* **Text excerpt**:
Granular Audio Synthesis (opens in new tab)

(blog.demofox.org)

153 pointsunsatchmo8y ago33 comments

33 comments

24 comments · 9 top-level

jeffreyrogers8y ago· 4 in thread

This is pretty neat. One frustrating thing I found while doing some audio programming recently is how hard it was working with different audio formats. Most of the libraries I found for doing so were GPL or required a commercial license.

Atrix2568y ago

Does this source code help you much with that? It only deals with wave files but can read / write 8, 16, 24 or 32 bit wave files, at whatever sample rate, with however many channels.

I really wish someone would make a header only C++ audio library, that would be soooo nice.

jeffreyrogers8y ago

Wave files are pretty easy to deal with because the format is simple and the data isn't usually compressed. It's all the other formats that make this hard. Actually, it's probably not that hard, but parsing file formats isn't really a fun programming task (for me at least).

radarsat18y ago

libsndfile is LGPL

jeffreyrogers8y ago

Thanks. I actually came across libsndfile, but for some reason thought it was GPL instead of LGPL. Ideally there'd be a BSD licensed library, but LGPL is usable.

recentdarkness8y ago· 4 in thread

Title should be “Granular Audio Synthesis”

Couldn’t find anything about C++ in that article on a quick scan - feel free to correct me

FraKtus8y ago

It's here https://github.com/Atrix256/GranularSynth. But unfortunately it does not go very deep into the detail, and there is no real motivation on why C++ would be cool to do that processing...

Atrix2568y ago

I'm the author and didn't make this post on yc, but yes, the implementation is in 680 lines of standalone c++

The point of the article isn't about c++ or why it's a good language for doing this sort of thing, but I'm a real time graphics and game engine programmer, so it's my language of choice.

2 more replies

iammyIP8y ago

Because this kind of processing needs to run fast, almost all resources and tutorials are in c/cpp, and security is not a concern.

sctb8y ago

We're reverted the submitted title of “Granular Synthesis in C++” to that of the article.

luk328y ago· 3 in thread

How does granular analysis differ from pcm representation, Fournier transformation and sampling? Or is it a different name for the same thing. I think it's natural to whoever worked with sound on a Pc.

It's probably debatable, but I don't agree with the statement that shortnening the "sound" changes pitch. It depends on your representation of the sound. If you represent it as a function of amplitude vs time then scaling the time axis does change pitch.

* **Dataset excerpt**:

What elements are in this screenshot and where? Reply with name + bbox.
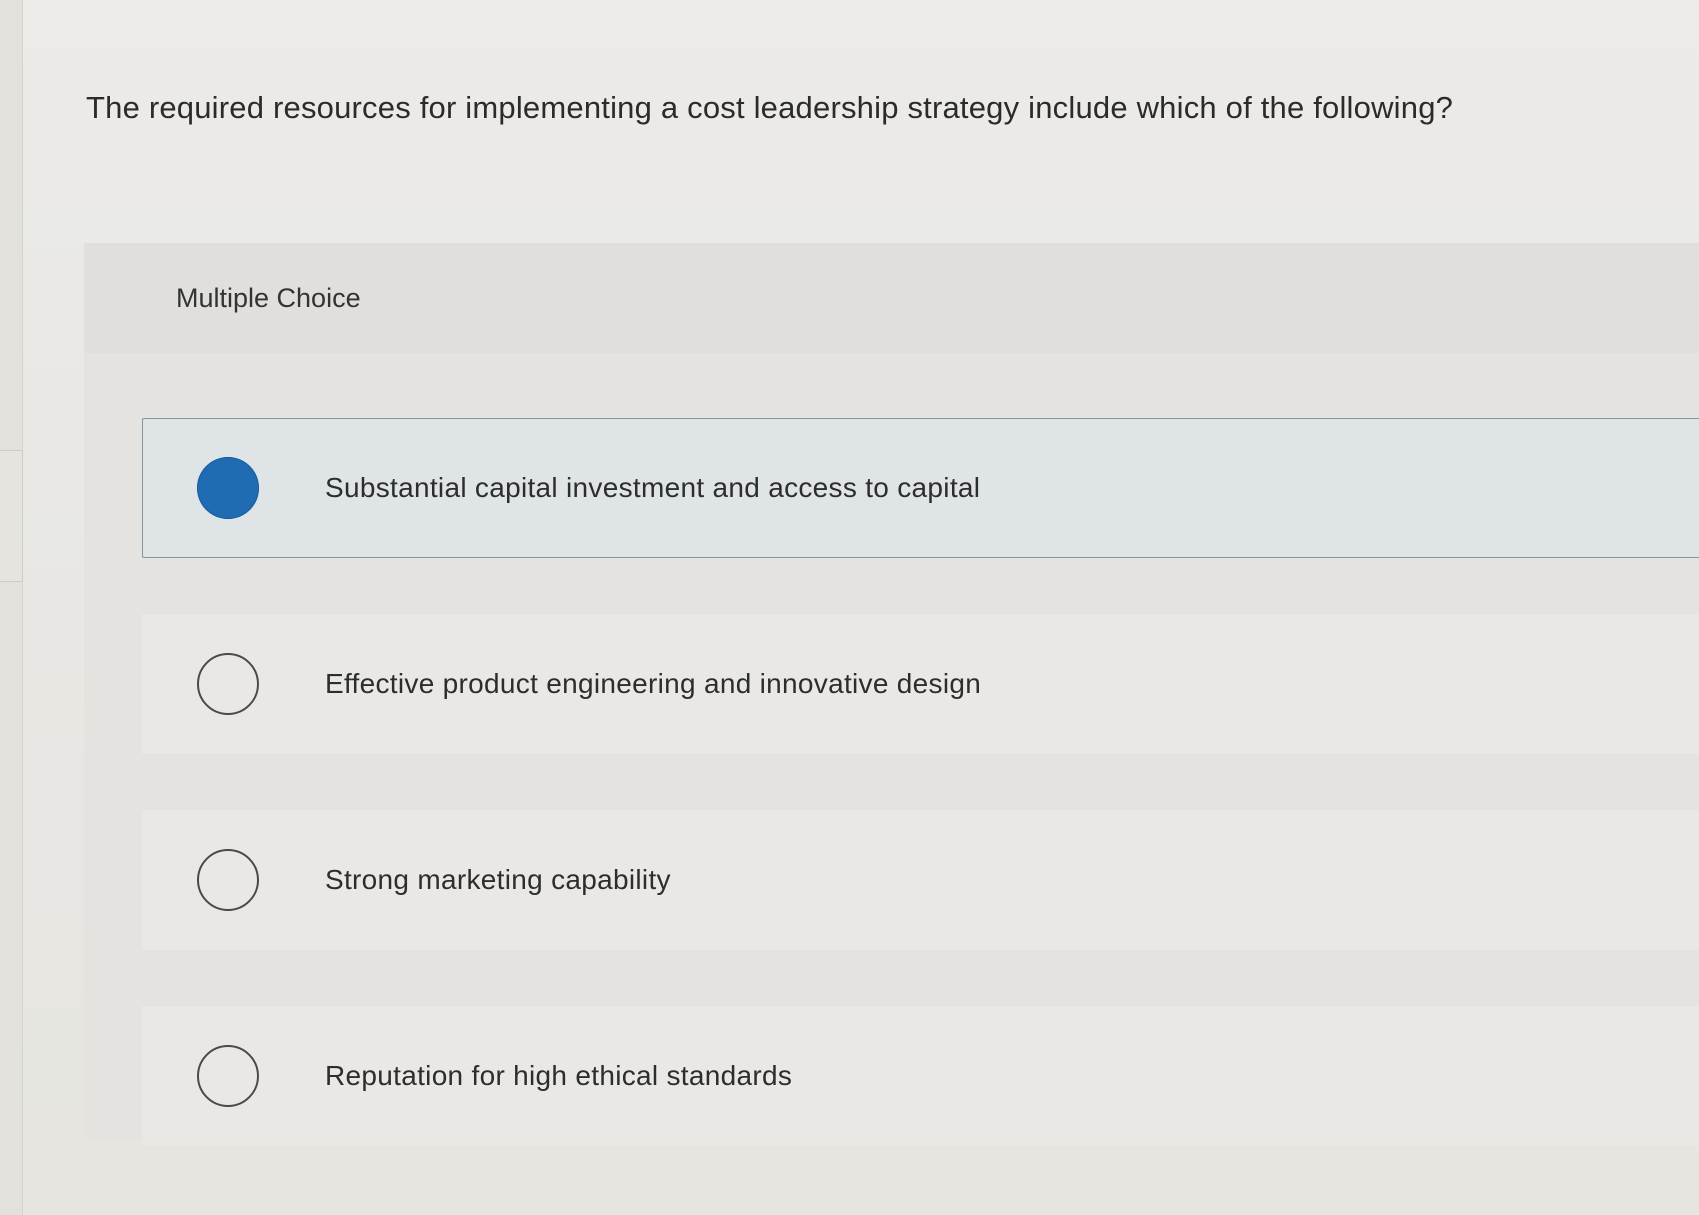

* **What the exercise asks**: Please restate the granular synthesis thread from "How does granular" to "does change pitch.", swapping "pitch" for "frequency".

* **Complete answer**:
How does granular analysis differ from pcm representation, Fournier transformation and sampling? Or is it a different name for the same thing. I think it's natural to whoever worked with sound on a Pc.

It's probably debatable, but I don't agree with the statement that shortnening the "sound" changes frequency. It depends on your representation of the sound. If you represent it as a function of amplitude vs time then scaling the time axis does change frequency.